[WHAT IS REQUIRED] Using the listing below, please gather every line containing the word "Character".

** start **

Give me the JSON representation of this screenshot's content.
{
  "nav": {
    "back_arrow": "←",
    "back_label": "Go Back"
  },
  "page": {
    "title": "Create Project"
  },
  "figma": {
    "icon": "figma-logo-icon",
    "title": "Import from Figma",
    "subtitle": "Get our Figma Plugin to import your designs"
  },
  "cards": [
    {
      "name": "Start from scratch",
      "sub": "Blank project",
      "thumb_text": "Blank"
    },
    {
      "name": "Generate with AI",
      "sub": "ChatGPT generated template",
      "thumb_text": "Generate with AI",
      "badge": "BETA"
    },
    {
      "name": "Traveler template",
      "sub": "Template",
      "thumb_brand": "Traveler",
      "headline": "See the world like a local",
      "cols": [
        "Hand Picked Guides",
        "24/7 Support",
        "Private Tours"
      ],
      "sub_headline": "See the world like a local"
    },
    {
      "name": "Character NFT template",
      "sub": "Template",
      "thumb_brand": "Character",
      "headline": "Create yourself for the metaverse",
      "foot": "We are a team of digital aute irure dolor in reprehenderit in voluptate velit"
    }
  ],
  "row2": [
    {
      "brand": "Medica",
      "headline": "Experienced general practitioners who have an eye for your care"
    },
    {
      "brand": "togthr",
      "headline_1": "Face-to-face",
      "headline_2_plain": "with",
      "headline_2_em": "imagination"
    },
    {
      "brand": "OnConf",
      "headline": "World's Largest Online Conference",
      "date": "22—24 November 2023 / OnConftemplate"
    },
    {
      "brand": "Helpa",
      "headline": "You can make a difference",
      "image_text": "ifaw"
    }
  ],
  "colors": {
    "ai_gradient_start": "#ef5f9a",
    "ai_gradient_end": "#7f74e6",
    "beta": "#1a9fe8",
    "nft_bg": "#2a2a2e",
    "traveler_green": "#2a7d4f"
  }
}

** end **

[RESULT]
      "name": "Character NFT template",
      "thumb_brand": "Character",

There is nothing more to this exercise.